▸ **Exercise details**
Go through the entries one line at a time, and gather every line that has the word "name".

-- Start Data for this task --

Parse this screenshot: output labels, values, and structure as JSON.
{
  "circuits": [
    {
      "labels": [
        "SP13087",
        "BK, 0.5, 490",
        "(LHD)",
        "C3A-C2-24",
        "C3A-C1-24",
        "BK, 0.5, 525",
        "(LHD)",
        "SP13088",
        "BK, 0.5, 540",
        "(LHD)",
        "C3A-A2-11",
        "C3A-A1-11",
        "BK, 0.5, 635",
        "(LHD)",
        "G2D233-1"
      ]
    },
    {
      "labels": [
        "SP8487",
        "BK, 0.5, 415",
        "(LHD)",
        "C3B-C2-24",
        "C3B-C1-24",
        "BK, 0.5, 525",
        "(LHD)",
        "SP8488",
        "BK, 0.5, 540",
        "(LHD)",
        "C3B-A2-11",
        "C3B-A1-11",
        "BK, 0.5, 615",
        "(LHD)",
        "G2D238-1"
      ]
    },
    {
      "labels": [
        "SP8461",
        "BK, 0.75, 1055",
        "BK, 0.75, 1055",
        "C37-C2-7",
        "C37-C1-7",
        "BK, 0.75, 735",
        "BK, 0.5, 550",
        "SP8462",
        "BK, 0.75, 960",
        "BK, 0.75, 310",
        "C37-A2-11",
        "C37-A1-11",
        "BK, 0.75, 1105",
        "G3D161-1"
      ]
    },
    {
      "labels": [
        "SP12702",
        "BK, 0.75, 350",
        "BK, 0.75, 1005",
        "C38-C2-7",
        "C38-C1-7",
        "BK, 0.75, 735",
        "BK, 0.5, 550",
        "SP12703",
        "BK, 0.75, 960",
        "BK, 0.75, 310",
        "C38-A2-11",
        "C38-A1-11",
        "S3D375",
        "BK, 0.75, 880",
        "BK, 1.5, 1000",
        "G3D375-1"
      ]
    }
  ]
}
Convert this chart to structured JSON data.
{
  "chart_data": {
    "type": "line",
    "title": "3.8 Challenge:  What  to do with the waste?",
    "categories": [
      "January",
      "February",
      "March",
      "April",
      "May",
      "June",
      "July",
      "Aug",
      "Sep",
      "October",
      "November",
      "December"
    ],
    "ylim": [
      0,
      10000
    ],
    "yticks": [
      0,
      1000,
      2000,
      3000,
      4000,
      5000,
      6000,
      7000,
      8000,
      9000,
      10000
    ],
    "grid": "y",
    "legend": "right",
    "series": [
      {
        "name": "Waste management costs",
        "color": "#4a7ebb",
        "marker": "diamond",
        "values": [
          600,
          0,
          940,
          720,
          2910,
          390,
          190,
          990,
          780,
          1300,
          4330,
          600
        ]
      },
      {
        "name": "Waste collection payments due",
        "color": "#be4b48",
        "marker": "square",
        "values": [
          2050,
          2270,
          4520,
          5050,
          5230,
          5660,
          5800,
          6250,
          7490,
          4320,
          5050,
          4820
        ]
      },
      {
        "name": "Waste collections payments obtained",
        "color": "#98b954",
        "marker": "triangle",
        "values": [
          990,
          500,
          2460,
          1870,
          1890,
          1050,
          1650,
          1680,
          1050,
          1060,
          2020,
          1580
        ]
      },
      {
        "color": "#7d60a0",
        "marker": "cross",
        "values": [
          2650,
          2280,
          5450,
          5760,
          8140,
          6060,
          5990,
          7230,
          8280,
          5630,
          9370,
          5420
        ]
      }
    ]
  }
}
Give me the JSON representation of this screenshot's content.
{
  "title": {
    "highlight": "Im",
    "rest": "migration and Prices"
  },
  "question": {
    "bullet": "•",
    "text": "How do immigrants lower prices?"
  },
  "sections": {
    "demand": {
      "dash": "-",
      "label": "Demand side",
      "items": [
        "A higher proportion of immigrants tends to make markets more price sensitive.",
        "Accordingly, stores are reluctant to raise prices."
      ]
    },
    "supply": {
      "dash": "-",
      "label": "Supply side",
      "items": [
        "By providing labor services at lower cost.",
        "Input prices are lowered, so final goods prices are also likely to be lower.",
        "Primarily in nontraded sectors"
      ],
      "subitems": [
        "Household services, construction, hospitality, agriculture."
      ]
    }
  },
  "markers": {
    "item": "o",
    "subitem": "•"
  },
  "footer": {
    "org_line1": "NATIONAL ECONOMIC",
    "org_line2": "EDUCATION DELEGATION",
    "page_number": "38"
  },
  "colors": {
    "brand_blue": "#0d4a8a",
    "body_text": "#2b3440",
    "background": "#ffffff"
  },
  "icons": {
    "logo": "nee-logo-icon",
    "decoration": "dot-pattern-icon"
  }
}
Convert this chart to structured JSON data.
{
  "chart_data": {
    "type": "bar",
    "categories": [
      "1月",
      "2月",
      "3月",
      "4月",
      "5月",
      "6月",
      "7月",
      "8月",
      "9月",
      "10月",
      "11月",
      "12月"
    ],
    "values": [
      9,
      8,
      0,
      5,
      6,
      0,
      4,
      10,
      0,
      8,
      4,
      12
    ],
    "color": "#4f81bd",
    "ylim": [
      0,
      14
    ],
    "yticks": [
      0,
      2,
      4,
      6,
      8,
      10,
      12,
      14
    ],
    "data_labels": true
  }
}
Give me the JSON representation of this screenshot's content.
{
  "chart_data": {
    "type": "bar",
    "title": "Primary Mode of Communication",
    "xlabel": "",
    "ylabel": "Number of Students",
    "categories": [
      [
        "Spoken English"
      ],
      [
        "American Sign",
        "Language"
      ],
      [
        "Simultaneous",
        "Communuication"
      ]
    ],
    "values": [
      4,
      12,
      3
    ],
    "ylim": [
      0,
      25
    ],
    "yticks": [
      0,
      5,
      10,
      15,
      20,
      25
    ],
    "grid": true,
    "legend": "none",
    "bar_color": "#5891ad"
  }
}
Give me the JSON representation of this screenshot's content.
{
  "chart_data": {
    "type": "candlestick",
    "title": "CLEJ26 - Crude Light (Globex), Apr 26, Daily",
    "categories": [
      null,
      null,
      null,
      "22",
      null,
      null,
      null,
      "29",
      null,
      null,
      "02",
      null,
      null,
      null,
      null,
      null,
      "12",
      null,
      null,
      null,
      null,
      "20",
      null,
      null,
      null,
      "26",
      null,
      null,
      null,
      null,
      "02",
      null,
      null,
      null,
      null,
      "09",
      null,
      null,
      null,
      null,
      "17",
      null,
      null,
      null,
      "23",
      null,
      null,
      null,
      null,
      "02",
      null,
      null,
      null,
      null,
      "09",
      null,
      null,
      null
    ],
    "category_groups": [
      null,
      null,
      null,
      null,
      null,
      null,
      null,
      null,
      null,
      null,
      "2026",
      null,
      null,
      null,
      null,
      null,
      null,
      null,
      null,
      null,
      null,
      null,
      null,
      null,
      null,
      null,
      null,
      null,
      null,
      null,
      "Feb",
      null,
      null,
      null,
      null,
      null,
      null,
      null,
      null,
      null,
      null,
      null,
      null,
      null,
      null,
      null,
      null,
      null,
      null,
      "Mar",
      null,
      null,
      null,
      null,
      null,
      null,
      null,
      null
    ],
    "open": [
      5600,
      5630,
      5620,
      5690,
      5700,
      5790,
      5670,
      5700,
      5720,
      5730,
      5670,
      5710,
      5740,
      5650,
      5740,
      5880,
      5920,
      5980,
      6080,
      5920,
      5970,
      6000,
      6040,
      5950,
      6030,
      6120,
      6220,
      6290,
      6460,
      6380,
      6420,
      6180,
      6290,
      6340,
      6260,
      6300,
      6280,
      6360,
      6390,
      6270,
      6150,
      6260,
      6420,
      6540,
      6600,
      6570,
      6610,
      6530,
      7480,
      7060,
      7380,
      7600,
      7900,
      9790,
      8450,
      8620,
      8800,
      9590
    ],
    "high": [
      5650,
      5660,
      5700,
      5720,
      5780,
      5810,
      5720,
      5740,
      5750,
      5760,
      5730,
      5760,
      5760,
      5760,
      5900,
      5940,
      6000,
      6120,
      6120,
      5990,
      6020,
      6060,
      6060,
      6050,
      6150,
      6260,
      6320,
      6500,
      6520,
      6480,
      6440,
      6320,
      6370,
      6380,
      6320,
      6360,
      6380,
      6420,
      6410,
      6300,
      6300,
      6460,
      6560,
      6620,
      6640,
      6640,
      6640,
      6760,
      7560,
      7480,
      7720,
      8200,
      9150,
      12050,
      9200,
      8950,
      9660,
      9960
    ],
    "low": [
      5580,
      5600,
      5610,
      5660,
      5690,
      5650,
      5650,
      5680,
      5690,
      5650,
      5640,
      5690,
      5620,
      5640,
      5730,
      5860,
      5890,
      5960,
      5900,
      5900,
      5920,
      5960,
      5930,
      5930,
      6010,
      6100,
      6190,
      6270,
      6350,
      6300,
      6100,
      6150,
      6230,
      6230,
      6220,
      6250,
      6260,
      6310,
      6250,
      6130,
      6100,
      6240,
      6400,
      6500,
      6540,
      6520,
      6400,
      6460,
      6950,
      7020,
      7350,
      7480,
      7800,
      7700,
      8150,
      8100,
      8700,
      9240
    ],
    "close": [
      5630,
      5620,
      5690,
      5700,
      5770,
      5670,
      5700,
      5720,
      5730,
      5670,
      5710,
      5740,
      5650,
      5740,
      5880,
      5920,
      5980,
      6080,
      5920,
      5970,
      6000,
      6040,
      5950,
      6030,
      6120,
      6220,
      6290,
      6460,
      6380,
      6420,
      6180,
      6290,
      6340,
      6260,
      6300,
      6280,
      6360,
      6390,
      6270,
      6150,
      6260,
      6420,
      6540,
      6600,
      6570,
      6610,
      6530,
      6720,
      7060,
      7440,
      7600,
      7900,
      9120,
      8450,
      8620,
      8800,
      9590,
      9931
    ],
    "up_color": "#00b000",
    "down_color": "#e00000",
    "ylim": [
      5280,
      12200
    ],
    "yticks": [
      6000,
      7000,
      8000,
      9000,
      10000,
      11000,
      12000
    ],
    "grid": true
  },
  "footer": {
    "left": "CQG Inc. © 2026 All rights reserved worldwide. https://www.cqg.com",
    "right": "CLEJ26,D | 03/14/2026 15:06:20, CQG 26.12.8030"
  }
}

-- End Data for this task --

▸ **Expected answer**
        "name": "Waste management costs",
        "name": "Waste collection payments due",
        "name": "Waste collections payments obtained",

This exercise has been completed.